## begin
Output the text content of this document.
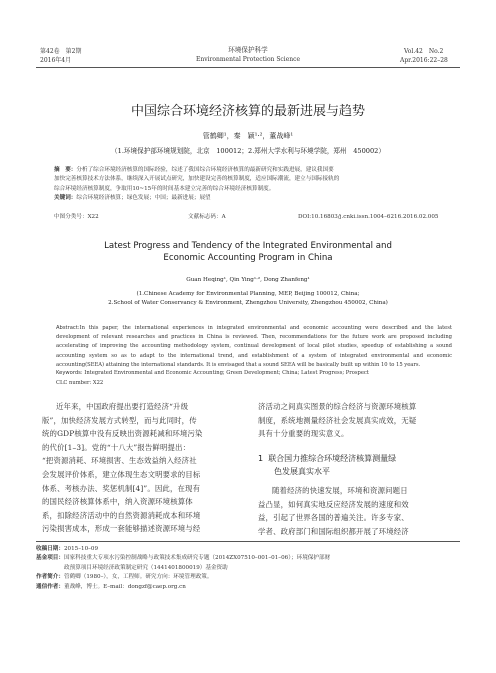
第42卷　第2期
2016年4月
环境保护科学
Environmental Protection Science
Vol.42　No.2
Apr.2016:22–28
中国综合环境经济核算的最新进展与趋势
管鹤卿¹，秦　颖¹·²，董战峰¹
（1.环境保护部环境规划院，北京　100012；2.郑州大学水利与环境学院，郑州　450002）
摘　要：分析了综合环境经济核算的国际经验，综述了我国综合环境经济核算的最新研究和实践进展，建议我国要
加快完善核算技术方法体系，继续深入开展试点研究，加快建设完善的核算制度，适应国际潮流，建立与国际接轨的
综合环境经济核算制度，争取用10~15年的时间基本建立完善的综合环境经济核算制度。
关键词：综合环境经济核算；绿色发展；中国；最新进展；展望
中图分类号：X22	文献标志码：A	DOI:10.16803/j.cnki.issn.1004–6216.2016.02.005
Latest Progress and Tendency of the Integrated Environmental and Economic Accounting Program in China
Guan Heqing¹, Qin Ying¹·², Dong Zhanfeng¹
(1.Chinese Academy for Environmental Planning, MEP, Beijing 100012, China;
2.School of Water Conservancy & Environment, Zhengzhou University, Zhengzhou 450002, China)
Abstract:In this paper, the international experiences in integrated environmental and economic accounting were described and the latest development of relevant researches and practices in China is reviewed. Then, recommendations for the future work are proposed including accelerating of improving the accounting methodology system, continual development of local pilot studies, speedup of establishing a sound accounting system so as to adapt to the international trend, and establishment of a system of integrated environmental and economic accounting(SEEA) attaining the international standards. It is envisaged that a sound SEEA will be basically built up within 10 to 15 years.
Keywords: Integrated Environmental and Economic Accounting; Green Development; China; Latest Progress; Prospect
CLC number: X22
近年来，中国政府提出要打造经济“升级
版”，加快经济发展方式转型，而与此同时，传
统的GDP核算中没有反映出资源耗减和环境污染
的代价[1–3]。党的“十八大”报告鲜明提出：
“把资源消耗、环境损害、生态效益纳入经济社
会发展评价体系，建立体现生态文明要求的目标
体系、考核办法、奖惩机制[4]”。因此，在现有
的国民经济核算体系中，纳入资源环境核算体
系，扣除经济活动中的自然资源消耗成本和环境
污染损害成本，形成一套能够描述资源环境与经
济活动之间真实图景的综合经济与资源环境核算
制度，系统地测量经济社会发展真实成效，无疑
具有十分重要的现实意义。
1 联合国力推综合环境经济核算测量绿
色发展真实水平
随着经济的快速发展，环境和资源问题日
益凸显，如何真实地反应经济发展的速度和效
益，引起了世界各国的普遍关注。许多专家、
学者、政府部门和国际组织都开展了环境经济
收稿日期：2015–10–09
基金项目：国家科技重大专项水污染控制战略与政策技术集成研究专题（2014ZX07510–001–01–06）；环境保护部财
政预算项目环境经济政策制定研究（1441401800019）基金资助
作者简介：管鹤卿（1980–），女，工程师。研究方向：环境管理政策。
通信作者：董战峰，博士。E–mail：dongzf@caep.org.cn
## end
## begin
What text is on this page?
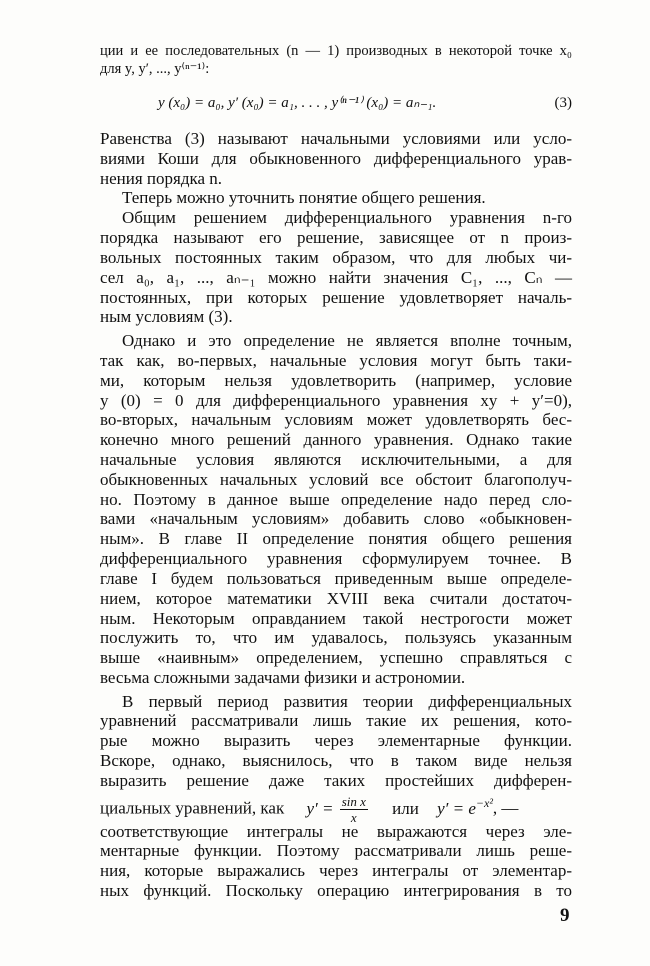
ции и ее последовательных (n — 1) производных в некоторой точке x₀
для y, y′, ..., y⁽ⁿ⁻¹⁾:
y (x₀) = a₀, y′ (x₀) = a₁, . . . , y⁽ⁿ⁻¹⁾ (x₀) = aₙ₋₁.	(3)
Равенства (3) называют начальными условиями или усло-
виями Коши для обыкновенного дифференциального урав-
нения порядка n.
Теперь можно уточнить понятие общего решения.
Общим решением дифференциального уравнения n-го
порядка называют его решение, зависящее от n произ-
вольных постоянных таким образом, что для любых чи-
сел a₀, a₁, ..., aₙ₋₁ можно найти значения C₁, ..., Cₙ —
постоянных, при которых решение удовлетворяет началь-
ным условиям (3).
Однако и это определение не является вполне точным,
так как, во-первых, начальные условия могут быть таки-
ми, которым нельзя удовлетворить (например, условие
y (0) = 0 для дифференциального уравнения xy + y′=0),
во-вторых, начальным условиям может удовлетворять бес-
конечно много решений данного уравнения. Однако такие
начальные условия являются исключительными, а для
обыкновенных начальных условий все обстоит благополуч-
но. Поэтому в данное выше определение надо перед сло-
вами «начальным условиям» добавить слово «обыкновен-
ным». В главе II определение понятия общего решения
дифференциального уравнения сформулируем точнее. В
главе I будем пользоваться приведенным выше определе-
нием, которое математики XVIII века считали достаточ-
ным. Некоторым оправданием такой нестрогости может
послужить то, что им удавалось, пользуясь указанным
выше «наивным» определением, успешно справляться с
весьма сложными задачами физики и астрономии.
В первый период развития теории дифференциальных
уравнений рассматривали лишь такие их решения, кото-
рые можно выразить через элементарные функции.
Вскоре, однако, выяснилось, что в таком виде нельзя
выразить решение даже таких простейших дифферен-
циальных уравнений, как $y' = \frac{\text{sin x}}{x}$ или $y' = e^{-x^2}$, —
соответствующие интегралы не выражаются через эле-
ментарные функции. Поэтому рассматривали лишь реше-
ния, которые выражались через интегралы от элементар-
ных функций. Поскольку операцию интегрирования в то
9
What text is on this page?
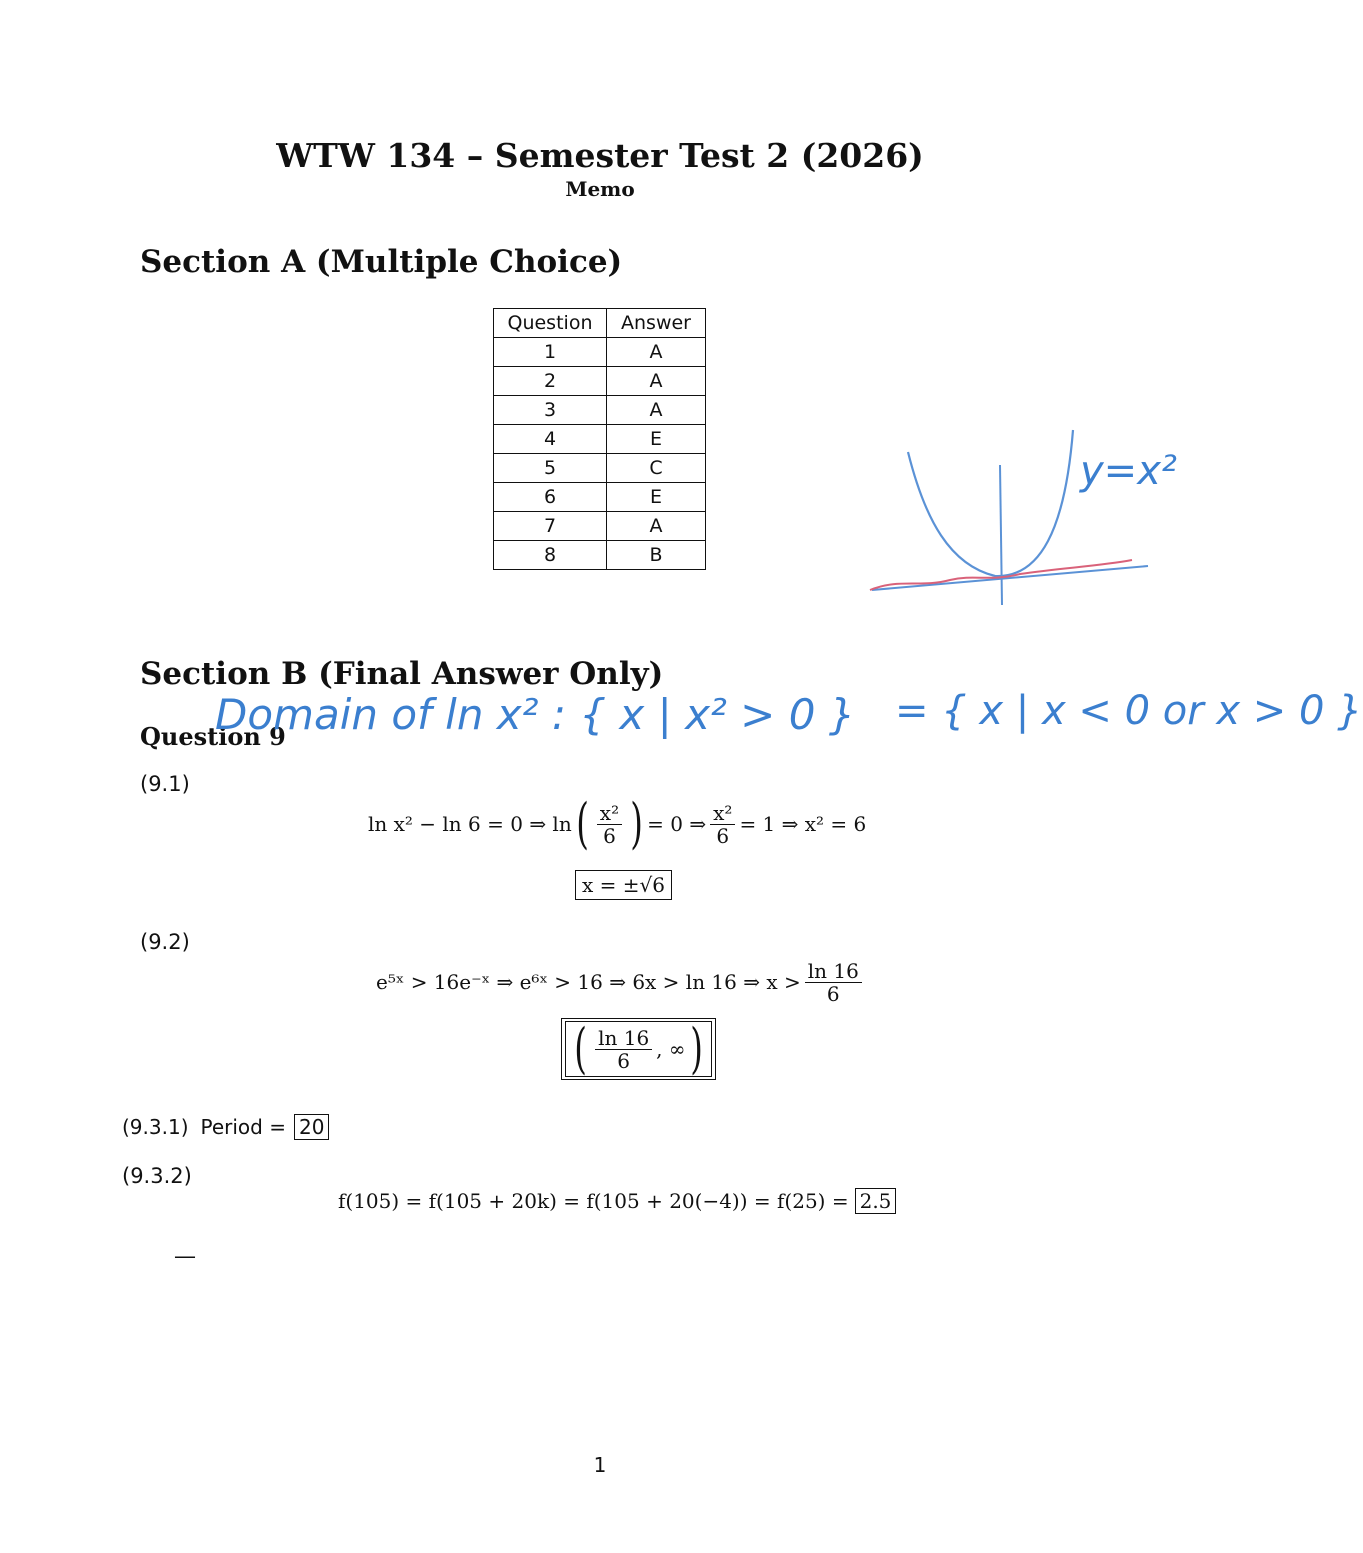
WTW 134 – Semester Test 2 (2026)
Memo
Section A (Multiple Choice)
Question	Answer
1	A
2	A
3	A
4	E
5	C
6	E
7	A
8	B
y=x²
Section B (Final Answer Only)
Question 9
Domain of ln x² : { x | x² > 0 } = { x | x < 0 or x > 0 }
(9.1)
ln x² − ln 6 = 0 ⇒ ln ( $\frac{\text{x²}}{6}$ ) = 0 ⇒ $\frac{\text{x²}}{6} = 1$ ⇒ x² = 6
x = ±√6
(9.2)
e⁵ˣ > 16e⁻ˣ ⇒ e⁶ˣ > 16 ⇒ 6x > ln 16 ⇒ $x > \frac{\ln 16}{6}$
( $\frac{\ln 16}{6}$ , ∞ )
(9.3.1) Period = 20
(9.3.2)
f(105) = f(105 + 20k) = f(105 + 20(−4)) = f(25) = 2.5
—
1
## end
REQUIRED TASK.
Locate the string "Answer" in the listing above and copy every line where it occurs.

REPLY.
Question	Answer
Section B (Final Answer Only)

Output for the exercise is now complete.